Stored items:
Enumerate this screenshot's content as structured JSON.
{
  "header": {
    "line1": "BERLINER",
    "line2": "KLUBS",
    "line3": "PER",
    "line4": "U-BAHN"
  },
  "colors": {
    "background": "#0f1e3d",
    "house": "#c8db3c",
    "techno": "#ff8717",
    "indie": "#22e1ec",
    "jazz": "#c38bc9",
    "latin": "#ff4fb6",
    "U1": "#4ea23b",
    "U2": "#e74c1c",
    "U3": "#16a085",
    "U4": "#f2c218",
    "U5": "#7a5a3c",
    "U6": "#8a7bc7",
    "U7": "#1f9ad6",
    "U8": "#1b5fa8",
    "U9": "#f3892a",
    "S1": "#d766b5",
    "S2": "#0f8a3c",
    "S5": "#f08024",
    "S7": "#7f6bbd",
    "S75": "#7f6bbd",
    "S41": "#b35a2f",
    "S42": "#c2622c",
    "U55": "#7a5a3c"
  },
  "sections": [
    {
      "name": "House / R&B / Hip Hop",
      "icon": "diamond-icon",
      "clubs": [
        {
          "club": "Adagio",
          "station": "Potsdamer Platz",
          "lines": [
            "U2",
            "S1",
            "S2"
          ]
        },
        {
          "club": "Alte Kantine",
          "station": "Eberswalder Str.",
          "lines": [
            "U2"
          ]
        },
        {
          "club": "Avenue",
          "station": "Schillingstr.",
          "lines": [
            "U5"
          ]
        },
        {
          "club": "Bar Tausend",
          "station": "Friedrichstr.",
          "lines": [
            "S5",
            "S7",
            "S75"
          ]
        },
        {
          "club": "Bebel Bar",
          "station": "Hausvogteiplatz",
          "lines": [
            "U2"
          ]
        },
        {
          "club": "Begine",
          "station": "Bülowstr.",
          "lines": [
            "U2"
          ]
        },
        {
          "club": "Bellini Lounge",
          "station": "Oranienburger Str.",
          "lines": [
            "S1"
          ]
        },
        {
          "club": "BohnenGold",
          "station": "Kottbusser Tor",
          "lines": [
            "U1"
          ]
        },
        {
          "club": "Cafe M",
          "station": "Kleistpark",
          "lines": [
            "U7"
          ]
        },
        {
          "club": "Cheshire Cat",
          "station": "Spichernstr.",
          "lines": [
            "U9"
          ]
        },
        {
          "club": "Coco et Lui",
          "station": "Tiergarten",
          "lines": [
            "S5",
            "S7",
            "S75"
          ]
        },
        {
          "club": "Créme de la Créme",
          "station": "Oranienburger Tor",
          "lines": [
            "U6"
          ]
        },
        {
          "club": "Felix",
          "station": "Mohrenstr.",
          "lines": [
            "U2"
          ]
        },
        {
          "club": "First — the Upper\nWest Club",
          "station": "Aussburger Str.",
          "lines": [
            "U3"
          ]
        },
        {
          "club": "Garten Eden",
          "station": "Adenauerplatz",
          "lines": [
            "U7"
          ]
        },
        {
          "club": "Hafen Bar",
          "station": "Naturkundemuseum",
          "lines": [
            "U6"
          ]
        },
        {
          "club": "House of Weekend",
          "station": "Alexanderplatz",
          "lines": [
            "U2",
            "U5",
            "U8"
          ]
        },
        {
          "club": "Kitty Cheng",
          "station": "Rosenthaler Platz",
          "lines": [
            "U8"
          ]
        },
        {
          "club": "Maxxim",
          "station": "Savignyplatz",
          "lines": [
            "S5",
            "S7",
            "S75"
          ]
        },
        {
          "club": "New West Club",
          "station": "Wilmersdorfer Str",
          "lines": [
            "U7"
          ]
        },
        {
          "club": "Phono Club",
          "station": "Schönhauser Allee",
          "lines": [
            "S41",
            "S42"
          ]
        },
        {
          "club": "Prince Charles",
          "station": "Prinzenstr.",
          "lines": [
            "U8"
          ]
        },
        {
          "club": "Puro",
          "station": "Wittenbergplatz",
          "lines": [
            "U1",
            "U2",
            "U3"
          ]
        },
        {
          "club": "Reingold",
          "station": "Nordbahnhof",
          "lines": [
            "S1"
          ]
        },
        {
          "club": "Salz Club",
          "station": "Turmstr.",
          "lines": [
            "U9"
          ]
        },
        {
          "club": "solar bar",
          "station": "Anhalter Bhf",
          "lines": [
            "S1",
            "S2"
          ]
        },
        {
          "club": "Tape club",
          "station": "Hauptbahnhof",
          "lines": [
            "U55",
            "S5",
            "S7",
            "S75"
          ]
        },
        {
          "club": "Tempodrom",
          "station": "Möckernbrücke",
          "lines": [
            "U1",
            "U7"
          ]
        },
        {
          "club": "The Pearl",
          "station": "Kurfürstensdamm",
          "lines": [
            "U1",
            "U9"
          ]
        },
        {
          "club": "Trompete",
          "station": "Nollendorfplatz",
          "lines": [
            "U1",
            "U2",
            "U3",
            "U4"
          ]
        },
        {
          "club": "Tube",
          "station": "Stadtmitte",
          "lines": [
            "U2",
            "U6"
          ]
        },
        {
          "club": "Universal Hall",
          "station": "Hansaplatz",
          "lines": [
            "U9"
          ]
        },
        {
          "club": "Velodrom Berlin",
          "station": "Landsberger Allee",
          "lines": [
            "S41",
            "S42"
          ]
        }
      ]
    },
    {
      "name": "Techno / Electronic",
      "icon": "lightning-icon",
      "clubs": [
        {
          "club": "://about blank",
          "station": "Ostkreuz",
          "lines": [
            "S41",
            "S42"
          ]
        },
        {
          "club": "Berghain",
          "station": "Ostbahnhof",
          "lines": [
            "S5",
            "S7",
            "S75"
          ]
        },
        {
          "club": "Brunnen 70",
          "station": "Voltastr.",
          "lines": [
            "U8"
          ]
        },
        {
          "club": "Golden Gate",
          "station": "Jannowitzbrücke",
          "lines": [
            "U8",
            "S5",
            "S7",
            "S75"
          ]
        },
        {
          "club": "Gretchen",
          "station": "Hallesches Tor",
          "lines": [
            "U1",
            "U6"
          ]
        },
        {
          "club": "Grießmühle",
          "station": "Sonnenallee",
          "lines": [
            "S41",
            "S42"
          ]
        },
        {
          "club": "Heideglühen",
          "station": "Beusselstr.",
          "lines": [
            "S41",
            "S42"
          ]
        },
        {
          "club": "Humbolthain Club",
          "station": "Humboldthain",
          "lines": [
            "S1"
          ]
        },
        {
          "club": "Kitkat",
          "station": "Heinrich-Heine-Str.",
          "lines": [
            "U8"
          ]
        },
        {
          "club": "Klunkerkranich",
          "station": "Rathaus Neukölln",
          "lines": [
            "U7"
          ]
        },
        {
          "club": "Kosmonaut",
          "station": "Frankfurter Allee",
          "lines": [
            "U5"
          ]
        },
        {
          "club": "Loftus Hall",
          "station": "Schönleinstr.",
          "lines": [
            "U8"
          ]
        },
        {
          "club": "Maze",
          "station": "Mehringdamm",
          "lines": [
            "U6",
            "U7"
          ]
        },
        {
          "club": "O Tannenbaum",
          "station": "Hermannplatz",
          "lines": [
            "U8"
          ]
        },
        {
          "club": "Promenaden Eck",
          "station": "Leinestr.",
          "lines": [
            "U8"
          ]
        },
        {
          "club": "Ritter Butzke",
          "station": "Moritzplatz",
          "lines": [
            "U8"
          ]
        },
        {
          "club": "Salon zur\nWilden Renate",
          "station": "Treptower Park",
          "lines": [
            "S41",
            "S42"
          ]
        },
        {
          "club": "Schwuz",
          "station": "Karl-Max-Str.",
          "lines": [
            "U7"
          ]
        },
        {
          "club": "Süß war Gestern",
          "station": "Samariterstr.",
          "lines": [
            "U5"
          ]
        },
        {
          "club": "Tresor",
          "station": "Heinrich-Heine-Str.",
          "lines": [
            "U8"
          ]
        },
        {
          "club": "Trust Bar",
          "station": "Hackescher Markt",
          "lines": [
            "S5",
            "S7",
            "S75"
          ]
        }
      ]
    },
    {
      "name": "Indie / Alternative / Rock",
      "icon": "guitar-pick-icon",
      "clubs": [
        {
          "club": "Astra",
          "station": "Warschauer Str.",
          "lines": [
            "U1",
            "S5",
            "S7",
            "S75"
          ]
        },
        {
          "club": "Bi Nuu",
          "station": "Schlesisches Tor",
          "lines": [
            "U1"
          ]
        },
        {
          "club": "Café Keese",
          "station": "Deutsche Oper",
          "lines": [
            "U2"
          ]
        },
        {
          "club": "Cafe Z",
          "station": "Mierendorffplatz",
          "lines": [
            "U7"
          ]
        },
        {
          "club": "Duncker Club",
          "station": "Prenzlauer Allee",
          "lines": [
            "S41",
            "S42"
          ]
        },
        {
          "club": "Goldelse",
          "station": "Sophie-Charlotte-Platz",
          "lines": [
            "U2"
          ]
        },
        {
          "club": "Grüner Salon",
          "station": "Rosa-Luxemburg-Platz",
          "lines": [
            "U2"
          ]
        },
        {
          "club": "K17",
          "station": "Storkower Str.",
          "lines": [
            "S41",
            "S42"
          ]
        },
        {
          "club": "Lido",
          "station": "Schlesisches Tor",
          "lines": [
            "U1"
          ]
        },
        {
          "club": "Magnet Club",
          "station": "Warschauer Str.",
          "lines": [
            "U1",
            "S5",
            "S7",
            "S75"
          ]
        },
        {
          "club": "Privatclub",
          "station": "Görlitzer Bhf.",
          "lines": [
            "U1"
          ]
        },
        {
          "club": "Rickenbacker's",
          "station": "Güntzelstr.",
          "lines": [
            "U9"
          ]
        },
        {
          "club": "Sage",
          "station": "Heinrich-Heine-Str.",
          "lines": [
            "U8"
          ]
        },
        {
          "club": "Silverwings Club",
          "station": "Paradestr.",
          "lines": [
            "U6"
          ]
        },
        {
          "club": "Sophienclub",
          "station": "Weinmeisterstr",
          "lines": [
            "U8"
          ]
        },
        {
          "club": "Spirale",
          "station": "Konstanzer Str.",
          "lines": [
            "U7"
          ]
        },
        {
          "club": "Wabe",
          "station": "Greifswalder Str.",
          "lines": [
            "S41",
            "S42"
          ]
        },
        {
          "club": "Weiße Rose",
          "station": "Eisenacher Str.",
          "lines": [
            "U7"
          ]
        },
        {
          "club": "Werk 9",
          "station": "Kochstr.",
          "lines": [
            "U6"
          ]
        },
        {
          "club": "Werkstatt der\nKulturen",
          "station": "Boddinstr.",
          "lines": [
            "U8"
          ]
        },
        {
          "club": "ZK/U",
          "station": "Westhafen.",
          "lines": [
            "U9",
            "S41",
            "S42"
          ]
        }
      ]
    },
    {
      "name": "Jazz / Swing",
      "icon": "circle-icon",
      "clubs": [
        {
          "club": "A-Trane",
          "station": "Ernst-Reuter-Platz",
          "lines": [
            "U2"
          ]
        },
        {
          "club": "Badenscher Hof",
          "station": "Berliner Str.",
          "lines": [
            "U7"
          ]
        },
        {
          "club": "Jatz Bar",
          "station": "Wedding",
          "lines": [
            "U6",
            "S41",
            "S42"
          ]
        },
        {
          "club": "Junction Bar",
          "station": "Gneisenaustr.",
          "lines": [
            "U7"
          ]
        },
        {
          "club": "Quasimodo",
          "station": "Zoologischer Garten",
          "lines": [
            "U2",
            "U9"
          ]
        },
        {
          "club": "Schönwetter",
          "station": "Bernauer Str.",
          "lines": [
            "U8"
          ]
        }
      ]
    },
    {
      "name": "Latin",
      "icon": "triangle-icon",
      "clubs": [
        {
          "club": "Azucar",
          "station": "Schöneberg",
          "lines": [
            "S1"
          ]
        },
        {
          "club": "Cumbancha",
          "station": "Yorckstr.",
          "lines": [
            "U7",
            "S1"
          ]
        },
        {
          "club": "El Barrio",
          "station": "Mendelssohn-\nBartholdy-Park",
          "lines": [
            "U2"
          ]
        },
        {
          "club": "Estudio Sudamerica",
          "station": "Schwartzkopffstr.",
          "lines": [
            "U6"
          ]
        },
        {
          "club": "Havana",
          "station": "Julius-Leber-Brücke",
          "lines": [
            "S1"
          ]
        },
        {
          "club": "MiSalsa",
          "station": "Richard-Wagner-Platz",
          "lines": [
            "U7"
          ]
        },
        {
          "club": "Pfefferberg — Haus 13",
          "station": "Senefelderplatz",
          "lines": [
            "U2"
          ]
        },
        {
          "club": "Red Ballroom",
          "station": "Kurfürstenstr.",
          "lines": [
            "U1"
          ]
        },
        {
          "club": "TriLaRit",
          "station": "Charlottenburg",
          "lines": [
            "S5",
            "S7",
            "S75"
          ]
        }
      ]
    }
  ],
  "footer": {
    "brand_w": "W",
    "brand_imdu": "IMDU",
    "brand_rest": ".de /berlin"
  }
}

REQUIRED TASK: Count all lines of the data that include "icon". The answer is the number alone.

THE REPLY: 5